— start DATASET ENTRIES —

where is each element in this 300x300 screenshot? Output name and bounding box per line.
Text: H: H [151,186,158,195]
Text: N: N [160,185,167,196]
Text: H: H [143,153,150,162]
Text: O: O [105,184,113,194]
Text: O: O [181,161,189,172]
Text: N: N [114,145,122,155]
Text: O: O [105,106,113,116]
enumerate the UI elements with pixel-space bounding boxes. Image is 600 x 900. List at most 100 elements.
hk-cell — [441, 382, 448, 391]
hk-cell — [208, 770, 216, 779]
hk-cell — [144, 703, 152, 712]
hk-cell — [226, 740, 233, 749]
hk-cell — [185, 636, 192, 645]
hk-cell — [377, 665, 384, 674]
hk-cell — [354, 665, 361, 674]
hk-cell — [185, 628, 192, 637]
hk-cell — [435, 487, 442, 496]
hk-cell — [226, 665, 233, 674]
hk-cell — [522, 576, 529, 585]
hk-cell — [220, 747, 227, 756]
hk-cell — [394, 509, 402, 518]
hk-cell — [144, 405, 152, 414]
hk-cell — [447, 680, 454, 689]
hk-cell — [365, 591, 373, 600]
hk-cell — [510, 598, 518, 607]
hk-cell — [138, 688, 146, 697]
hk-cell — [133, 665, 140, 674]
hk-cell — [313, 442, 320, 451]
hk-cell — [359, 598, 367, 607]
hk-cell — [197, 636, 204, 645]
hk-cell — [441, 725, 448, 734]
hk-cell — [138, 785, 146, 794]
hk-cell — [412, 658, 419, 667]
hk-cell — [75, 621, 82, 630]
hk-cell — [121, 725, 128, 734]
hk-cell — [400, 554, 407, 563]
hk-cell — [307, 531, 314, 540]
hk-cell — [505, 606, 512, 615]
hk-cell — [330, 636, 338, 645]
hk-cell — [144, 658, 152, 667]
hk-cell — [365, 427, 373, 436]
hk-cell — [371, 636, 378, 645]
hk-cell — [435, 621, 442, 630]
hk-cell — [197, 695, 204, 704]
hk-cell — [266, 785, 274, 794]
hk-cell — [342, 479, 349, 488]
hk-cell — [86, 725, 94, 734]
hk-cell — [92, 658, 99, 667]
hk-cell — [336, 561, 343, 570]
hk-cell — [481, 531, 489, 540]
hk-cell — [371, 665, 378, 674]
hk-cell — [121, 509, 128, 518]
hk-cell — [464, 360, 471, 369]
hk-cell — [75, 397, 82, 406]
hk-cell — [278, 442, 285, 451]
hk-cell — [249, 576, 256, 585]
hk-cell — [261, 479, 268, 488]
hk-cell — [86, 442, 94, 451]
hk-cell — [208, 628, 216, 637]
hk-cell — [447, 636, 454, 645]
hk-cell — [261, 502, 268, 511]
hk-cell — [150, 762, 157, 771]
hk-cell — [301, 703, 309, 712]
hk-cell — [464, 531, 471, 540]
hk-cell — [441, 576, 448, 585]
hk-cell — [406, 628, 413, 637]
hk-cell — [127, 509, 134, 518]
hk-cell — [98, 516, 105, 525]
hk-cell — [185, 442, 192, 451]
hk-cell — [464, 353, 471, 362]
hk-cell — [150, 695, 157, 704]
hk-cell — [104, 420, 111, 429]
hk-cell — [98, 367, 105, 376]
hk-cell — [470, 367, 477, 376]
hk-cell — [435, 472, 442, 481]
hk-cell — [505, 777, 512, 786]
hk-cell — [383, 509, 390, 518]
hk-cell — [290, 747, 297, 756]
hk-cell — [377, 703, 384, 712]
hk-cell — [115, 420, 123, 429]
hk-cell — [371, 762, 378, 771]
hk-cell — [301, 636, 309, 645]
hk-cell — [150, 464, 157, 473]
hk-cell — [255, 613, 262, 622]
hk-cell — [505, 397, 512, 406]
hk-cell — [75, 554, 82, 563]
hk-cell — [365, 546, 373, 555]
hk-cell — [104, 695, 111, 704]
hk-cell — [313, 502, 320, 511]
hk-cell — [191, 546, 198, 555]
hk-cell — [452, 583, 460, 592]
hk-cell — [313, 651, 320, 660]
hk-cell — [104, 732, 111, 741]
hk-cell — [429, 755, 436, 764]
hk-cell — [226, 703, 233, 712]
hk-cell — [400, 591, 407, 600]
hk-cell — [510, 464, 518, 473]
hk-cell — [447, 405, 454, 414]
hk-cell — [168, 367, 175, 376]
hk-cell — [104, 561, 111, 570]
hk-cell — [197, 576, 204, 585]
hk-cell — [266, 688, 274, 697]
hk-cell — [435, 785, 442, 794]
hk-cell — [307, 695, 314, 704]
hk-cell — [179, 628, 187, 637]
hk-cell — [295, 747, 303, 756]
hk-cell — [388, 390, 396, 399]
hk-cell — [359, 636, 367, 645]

— end DATASET ENTRIES —

**WRITTEN EXERCISE**. Please transcribe the material above word for word, starting at its first line and ending at the line containing "hk-cell — [394, 509, 402, 518]", with both of those lines included.

**WORKED SOLUTION**.
where is each element in this 300x300 screenshot? Output name and bounding box per line.
Text: H: H [151,186,158,195]
Text: N: N [160,185,167,196]
Text: H: H [143,153,150,162]
Text: O: O [105,184,113,194]
Text: O: O [181,161,189,172]
Text: N: N [114,145,122,155]
Text: O: O [105,106,113,116]
enumerate the UI elements with pixel-space bounding boxes. Image is 600 x 900. List at most 100 elements.
hk-cell — [441, 382, 448, 391]
hk-cell — [208, 770, 216, 779]
hk-cell — [144, 703, 152, 712]
hk-cell — [226, 740, 233, 749]
hk-cell — [185, 636, 192, 645]
hk-cell — [377, 665, 384, 674]
hk-cell — [354, 665, 361, 674]
hk-cell — [185, 628, 192, 637]
hk-cell — [435, 487, 442, 496]
hk-cell — [226, 665, 233, 674]
hk-cell — [522, 576, 529, 585]
hk-cell — [220, 747, 227, 756]
hk-cell — [394, 509, 402, 518]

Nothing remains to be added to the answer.